#### Extracted material

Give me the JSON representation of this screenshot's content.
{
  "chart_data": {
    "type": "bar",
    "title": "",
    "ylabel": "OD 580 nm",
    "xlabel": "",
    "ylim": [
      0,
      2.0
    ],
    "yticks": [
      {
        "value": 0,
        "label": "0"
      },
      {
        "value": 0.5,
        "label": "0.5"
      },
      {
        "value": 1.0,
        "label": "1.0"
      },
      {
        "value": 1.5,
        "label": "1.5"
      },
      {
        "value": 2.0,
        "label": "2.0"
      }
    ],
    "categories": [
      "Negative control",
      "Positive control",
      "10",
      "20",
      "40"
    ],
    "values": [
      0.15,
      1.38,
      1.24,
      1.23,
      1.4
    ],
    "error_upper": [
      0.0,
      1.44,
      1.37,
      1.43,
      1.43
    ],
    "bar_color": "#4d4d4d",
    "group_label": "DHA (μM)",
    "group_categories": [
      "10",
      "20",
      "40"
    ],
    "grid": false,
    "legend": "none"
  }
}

########

■ What you should do
Go through the material above line by line and copy it exactly.

■ Output for this task
Give me the JSON representation of this screenshot's content.
{
  "chart_data": {
    "type": "bar",
    "title": "",
    "ylabel": "OD 580 nm",
    "xlabel": "",
    "ylim": [
      0,
      2.0
    ],
    "yticks": [
      {
        "value": 0,
        "label": "0"
      },
      {
        "value": 0.5,
        "label": "0.5"
      },
      {
        "value": 1.0,
        "label": "1.0"
      },
      {
        "value": 1.5,
        "label": "1.5"
      },
      {
        "value": 2.0,
        "label": "2.0"
      }
    ],
    "categories": [
      "Negative control",
      "Positive control",
      "10",
      "20",
      "40"
    ],
    "values": [
      0.15,
      1.38,
      1.24,
      1.23,
      1.4
    ],
    "error_upper": [
      0.0,
      1.44,
      1.37,
      1.43,
      1.43
    ],
    "bar_color": "#4d4d4d",
    "group_label": "DHA (μM)",
    "group_categories": [
      "10",
      "20",
      "40"
    ],
    "grid": false,
    "legend": "none"
  }
}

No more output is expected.